◆ **Ausgangstext**
________________________________________

I. Der Antrag auf Durchführung eines Spruchverfahrens wird als unzulässig verworfen.
II. Die Antragsgegnerin trägt die Gerichtskosten. Außergerichtliche Kosten werden nicht erstattet.
III. Der Geschäftswert wird auf € 200.000,- festgesetzt.

Gründe

I.
1
1. Zwischen der Antragsgegnerin als herrschender Gesellschaft und der B… AG (im Folgenden auch: die Gesellschaft) als beherrschter Gesellschaft besteht ein Ergebnisabführungsvertrag, aufgrund dessen die Antragsgegnerin an die außenstehenden Aktionäre den mit Beschluss des Landgerichts München I vom 14.2.2024, Az. 5HK O 16505/08 auf € 0,74 je Stückaktie festgesetzten Ausgleich zu zahlen hat. Der Vertrag sieht eine Anpassung des ‚Ausgleichs nur für den Fall von Kapitalveränderungen vor‘.

________________________________________

◆ **Aufgabe 1**
Geben Sie die Datensätze vom Anfang bis einschließlich der Zeile mit „- y-tick-label: 80: [86, 529, 98, 541]“ unverändert wieder.
Ausgangstext und Datensätze haben unterschiedlichen Ursprung.

◆ **Gegebene Datensätze**
________________________________________

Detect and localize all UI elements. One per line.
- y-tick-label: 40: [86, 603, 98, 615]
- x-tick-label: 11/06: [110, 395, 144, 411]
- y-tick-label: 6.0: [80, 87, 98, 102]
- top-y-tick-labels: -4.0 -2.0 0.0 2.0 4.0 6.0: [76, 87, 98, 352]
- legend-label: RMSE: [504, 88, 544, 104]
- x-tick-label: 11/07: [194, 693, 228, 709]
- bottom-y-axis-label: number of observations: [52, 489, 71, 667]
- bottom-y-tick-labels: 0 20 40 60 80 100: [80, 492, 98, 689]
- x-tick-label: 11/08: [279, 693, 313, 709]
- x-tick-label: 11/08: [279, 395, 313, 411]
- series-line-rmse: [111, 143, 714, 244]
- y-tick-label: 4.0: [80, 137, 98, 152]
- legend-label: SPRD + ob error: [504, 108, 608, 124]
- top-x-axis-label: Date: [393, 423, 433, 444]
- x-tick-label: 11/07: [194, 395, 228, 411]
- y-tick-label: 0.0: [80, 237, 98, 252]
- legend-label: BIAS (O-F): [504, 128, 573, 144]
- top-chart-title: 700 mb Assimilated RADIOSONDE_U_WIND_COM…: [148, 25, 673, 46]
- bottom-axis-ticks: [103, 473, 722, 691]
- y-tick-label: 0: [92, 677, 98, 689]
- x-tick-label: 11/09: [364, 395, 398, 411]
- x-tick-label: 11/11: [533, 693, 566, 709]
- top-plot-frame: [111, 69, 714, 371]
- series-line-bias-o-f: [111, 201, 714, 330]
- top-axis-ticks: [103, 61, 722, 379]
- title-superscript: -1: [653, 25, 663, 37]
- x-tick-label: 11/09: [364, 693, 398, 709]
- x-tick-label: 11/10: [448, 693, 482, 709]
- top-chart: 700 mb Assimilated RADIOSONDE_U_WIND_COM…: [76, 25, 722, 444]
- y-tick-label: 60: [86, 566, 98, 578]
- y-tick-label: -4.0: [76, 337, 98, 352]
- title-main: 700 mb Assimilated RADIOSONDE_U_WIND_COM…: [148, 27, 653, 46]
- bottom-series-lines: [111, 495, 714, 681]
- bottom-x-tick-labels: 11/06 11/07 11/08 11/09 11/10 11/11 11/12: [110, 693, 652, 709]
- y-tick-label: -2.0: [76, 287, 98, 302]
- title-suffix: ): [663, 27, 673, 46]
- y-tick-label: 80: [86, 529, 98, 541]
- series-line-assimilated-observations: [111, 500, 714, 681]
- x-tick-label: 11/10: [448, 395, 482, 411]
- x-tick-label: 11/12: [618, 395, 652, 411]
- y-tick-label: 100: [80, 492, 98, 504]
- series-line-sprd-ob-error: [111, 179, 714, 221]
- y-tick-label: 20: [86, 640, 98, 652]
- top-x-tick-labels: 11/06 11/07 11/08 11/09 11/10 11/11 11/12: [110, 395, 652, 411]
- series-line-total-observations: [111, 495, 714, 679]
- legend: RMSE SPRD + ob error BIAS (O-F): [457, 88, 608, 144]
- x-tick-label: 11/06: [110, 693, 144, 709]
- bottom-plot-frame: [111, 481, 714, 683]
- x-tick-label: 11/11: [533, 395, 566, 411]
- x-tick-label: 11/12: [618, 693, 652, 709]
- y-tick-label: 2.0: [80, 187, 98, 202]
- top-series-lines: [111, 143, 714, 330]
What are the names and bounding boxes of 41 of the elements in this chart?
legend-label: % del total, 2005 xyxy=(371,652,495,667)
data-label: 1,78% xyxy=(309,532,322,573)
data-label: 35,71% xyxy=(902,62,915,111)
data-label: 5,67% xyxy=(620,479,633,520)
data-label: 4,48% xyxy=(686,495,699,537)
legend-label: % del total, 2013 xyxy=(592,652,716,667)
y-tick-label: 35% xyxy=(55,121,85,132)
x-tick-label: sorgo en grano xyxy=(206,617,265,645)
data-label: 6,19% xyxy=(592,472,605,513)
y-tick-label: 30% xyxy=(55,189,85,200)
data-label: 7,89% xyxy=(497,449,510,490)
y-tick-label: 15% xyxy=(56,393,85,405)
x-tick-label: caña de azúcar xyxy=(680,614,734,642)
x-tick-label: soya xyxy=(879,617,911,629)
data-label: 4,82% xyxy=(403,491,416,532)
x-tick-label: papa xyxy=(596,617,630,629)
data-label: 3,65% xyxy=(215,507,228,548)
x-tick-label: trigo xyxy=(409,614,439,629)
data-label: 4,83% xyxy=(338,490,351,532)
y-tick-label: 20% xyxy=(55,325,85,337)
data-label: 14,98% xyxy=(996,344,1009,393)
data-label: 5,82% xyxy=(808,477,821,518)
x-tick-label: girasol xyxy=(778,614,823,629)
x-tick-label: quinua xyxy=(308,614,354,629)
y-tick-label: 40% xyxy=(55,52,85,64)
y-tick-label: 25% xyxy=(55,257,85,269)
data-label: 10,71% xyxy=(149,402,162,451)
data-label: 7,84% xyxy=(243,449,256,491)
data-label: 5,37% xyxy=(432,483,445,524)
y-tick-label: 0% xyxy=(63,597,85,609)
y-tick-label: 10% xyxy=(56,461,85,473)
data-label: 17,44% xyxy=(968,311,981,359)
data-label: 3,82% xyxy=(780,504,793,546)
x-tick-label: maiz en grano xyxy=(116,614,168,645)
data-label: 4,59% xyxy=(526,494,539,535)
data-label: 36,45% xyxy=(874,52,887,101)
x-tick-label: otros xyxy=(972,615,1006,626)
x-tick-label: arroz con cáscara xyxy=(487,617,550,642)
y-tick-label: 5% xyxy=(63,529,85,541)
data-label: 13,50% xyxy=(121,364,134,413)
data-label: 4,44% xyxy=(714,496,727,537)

________________________________________

◆ **Aufgabe 2**
Entscheiden Sie für jede Aussage, ob sie mit dem Ausgangstext übereinstimmt, und belegen Sie Ihr Ja oder Nein mit einem wörtlichen Zitat: (a) Der Geschäftswert wird auf € 200.000,- festgesetzt. (b) Außergerichtliche Kosten werden erstattet. (c) Der Ausgleich ist auf € 0,74 je Stückaktie festgesetzt.

◆ **Richtige Lösung 1**
Detect and localize all UI elements. One per line.
- y-tick-label: 40: [86, 603, 98, 615]
- x-tick-label: 11/06: [110, 395, 144, 411]
- y-tick-label: 6.0: [80, 87, 98, 102]
- top-y-tick-labels: -4.0 -2.0 0.0 2.0 4.0 6.0: [76, 87, 98, 352]
- legend-label: RMSE: [504, 88, 544, 104]
- x-tick-label: 11/07: [194, 693, 228, 709]
- bottom-y-axis-label: number of observations: [52, 489, 71, 667]
- bottom-y-tick-labels: 0 20 40 60 80 100: [80, 492, 98, 689]
- x-tick-label: 11/08: [279, 693, 313, 709]
- x-tick-label: 11/08: [279, 395, 313, 411]
- series-line-rmse: [111, 143, 714, 244]
- y-tick-label: 4.0: [80, 137, 98, 152]
- legend-label: SPRD + ob error: [504, 108, 608, 124]
- top-x-axis-label: Date: [393, 423, 433, 444]
- x-tick-label: 11/07: [194, 395, 228, 411]
- y-tick-label: 0.0: [80, 237, 98, 252]
- legend-label: BIAS (O-F): [504, 128, 573, 144]
- top-chart-title: 700 mb Assimilated RADIOSONDE_U_WIND_COM…: [148, 25, 673, 46]
- bottom-axis-ticks: [103, 473, 722, 691]
- y-tick-label: 0: [92, 677, 98, 689]
- x-tick-label: 11/09: [364, 395, 398, 411]
- x-tick-label: 11/11: [533, 693, 566, 709]
- top-plot-frame: [111, 69, 714, 371]
- series-line-bias-o-f: [111, 201, 714, 330]
- top-axis-ticks: [103, 61, 722, 379]
- title-superscript: -1: [653, 25, 663, 37]
- x-tick-label: 11/09: [364, 693, 398, 709]
- x-tick-label: 11/10: [448, 693, 482, 709]
- top-chart: 700 mb Assimilated RADIOSONDE_U_WIND_COM…: [76, 25, 722, 444]
- y-tick-label: 60: [86, 566, 98, 578]
- y-tick-label: -4.0: [76, 337, 98, 352]
- title-main: 700 mb Assimilated RADIOSONDE_U_WIND_COM…: [148, 27, 653, 46]
- bottom-series-lines: [111, 495, 714, 681]
- bottom-x-tick-labels: 11/06 11/07 11/08 11/09 11/10 11/11 11/12: [110, 693, 652, 709]
- y-tick-label: -2.0: [76, 287, 98, 302]
- title-suffix: ): [663, 27, 673, 46]
- y-tick-label: 80: [86, 529, 98, 541]

◆ **Richtige Lösung 2**
(a) Ja: „Der Geschäftswert wird auf € 200.000,- festgesetzt.“
(b) Nein: „Außergerichtliche Kosten werden nicht erstattet.“
(c) Ja: „auf € 0,74 je Stückaktie festgesetzten Ausgleich“